### SET EXERCISE
Write out all the lines again, precisely as they stand, but without the images.

### DATA EXCERPTS
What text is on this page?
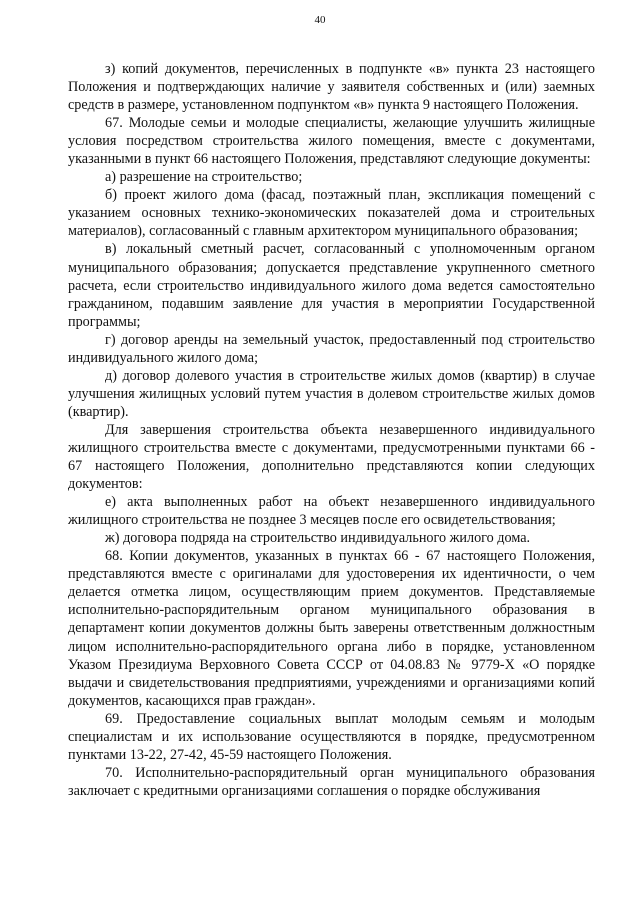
40

з) копий документов, перечисленных в подпункте «в» пункта 23 настоящего Положения и подтверждающих наличие у заявителя собственных и (или) заемных средств в размере, установленном подпунктом «в» пункта 9 настоящего Положения.

67. Молодые семьи и молодые специалисты, желающие улучшить жилищные условия посредством строительства жилого помещения, вместе с документами, указанными в пункт 66 настоящего Положения, представляют следующие документы:

а) разрешение на строительство;

б) проект жилого дома (фасад, поэтажный план, экспликация помещений с указанием основных технико-экономических показателей дома и строительных материалов), согласованный с главным архитектором муниципального образования;

в) локальный сметный расчет, согласованный с уполномоченным органом муниципального образования; допускается представление укрупненного сметного расчета, если строительство индивидуального жилого дома ведется самостоятельно гражданином, подавшим заявление для участия в мероприятии Государственной программы;

г) договор аренды на земельный участок, предоставленный под строительство индивидуального жилого дома;

д) договор долевого участия в строительстве жилых домов (квартир) в случае улучшения жилищных условий путем участия в долевом строительстве жилых домов (квартир).

Для завершения строительства объекта незавершенного индивидуального жилищного строительства вместе с документами, предусмотренными пунктами 66 - 67 настоящего Положения, дополнительно представляются копии следующих документов:

е) акта выполненных работ на объект незавершенного индивидуального жилищного строительства не позднее 3 месяцев после его освидетельствования;

ж) договора подряда на строительство индивидуального жилого дома.

68. Копии документов, указанных в пунктах 66 - 67 настоящего Положения, представляются вместе с оригиналами для удостоверения их идентичности, о чем делается отметка лицом, осуществляющим прием документов. Представляемые исполнительно-распорядительным органом муниципального образования в департамент копии документов должны быть заверены ответственным должностным лицом исполнительно-распорядительного органа либо в порядке, установленном Указом Президиума Верховного Совета СССР от 04.08.83 № 9779-X «О порядке выдачи и свидетельствования предприятиями, учреждениями и организациями копий документов, касающихся прав граждан».

69. Предоставление социальных выплат молодым семьям и молодым специалистам и их использование осуществляются в порядке, предусмотренном пунктами 13-22, 27-42, 45-59 настоящего Положения.

70. Исполнительно-распорядительный орган муниципального образования заключает с кредитными организациями соглашения о порядке обслуживания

### EXERCISE SOLUTION
What text is on this page?
40

з) копий документов, перечисленных в подпункте «в» пункта 23 настоящего Положения и подтверждающих наличие у заявителя собственных и (или) заемных средств в размере, установленном подпунктом «в» пункта 9 настоящего Положения.

67. Молодые семьи и молодые специалисты, желающие улучшить жилищные условия посредством строительства жилого помещения, вместе с документами, указанными в пункт 66 настоящего Положения, представляют следующие документы:

а) разрешение на строительство;

б) проект жилого дома (фасад, поэтажный план, экспликация помещений с указанием основных технико-экономических показателей дома и строительных материалов), согласованный с главным архитектором муниципального образования;

в) локальный сметный расчет, согласованный с уполномоченным органом муниципального образования; допускается представление укрупненного сметного расчета, если строительство индивидуального жилого дома ведется самостоятельно гражданином, подавшим заявление для участия в мероприятии Государственной программы;

г) договор аренды на земельный участок, предоставленный под строительство индивидуального жилого дома;

д) договор долевого участия в строительстве жилых домов (квартир) в случае улучшения жилищных условий путем участия в долевом строительстве жилых домов (квартир).

Для завершения строительства объекта незавершенного индивидуального жилищного строительства вместе с документами, предусмотренными пунктами 66 - 67 настоящего Положения, дополнительно представляются копии следующих документов:

е) акта выполненных работ на объект незавершенного индивидуального жилищного строительства не позднее 3 месяцев после его освидетельствования;

ж) договора подряда на строительство индивидуального жилого дома.

68. Копии документов, указанных в пунктах 66 - 67 настоящего Положения, представляются вместе с оригиналами для удостоверения их идентичности, о чем делается отметка лицом, осуществляющим прием документов. Представляемые исполнительно-распорядительным органом муниципального образования в департамент копии документов должны быть заверены ответственным должностным лицом исполнительно-распорядительного органа либо в порядке, установленном Указом Президиума Верховного Совета СССР от 04.08.83 № 9779-X «О порядке выдачи и свидетельствования предприятиями, учреждениями и организациями копий документов, касающихся прав граждан».

69. Предоставление социальных выплат молодым семьям и молодым специалистам и их использование осуществляются в порядке, предусмотренном пунктами 13-22, 27-42, 45-59 настоящего Положения.

70. Исполнительно-распорядительный орган муниципального образования заключает с кредитными организациями соглашения о порядке обслуживания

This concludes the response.